This post above will pair nicely with the following MP3 clip which in itself is a little more entertaining but no less historically significant:

*The story of Monroe's gouged headstock, in his words*

Thanks to Bruce Harvie and the Mandolin Archive for the following audio segment of Bill Monroe talking about acquiring his famous mandolin and subsequent relationship with Gibson over the years when the headplate was replaced.

[mp3=2]http://www.mandolincafe.net/mp3/73987_monroe_mandolin_story.mp3[/mp3]

The clip above appeared previously on the Cafe in our 10 Questions for Laura Weber Cash interview from August 3, 2010. She and husband John Carter Cash are the owners of Monroe's gouged headplate.

----------

Bigtuna, 

darylcrisp, 

George R. Lane, 

Jacqke, 

jasona, 

mandomedic, 

Randy Linam, 

rubydubyr

----------


## Ken Waltham

The main voice in the first post... that voice is familiar to me... not Charlie, but the one who seems to be holding and playing the mandolin.. Is that Marty Stuart? I feel I know that person. Oh, I see where you are wondering if that's James..doesn't sound like it to me, but, who knows?

----------


## sgrexa

Priceless! Thank you Scott!  I bet Marty would like to add that one to his collection.

Sean

----------


## Ken Waltham

> Priceless! Thank you Scott!  I bet Marty would like to add that one to his collection.
> 
> Sean


Later in the recording, it does not sound so much like Marty... but, I feel I know that person. Tom!! who is this do you think?

----------


## Glassweb

I thought I heard George Gruhn in there... saying a couple of lines around the 23 minute mark... great stuff this! Many thanks for the post.

__WHAT THIS EXERCISE ASKS__
[1] Answer these questions from the Monroe mandolin thread:
(a) Who owns Monroe's gouged headplate?
(b) Who is thanked for providing the audio segment of Bill Monroe?
(c) Whose voice did Glassweb think could be heard around the 23 minute mark?
[2] Write the next part of the forum thread about Monroe's mandolin, picking up after Glassweb's post.
The material that comes after this text is unrelated to it.

__SUPPLIED RECORDS__
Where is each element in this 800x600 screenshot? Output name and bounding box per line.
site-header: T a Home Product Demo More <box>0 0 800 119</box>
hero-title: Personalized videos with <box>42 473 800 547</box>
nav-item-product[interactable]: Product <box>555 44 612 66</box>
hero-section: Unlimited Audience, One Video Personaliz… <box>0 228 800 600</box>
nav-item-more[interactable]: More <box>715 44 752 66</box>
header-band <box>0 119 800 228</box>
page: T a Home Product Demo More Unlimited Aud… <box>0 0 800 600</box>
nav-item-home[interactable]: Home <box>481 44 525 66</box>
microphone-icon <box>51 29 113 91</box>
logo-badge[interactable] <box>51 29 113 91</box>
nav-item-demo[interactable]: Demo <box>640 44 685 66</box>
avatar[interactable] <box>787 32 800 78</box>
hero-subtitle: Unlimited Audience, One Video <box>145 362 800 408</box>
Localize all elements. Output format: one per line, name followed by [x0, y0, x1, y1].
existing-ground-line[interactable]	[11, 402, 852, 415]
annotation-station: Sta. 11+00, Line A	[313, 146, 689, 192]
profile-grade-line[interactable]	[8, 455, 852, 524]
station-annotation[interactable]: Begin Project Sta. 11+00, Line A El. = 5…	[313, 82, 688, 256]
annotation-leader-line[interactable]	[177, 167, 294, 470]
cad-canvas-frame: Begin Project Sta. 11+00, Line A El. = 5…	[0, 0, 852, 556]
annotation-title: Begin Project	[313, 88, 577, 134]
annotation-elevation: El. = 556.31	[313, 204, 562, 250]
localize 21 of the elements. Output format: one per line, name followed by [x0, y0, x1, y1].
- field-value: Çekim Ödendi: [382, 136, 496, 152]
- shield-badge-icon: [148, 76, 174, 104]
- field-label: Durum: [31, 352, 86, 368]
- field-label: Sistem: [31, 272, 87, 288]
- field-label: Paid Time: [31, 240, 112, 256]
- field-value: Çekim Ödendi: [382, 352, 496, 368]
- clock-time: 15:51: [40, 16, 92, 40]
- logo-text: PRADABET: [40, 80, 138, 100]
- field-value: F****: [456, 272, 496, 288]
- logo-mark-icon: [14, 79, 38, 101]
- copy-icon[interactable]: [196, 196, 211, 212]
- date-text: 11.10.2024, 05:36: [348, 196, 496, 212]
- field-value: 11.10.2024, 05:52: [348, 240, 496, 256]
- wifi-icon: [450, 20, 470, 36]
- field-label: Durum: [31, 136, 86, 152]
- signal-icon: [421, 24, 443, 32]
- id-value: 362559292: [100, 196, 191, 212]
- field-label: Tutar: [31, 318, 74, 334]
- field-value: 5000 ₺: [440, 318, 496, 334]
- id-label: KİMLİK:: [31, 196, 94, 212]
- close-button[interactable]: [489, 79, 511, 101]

__EXERCISE RESPONSES__
[1]
(a) Laura Weber Cash and her husband, John Carter Cash.
(b) Bruce Harvie and the Mandolin Archive.
(c) George Gruhn's.

[2]
----------


## Spruce

> Thanks to Bruce Harvie and the Mandolin Archive for the following audio segment of Bill Monroe talking about acquiring his famous mandolin and subsequent relationship with Gibson over the years when the headplate was replaced.
> 
> [mp3=2]http://www.mandolincafe.net/mp3/73987_monroe_mandolin_story.mp3[/mp3]


For the record, this was recorded at the Soft Rock Cafe in Vancouver, BC, Canada
November the 3rd, 1980...
I'm pretty sure Bill then plays the definitive version of "Evening Prayer Blues"...   :Disbelief:

----------

Bob Bass, 

mandomedic

----------


## journeybear

> The clip above appeared previously on the Cafe in our 10 Questions for Laura Weber Cash interview from August 3, 2010. She and husband John Carter Cash are the owners of Monroe's gouged headplate.


These are some photos of the item, saved when it was the subject of much discussion when it was coming up for auction at Cnristie's several years ago - 12/3/2009, to be exact. There's a better version viewable via Bill Graham's article. Suitable for framing. The unframed version may show the coloration the best.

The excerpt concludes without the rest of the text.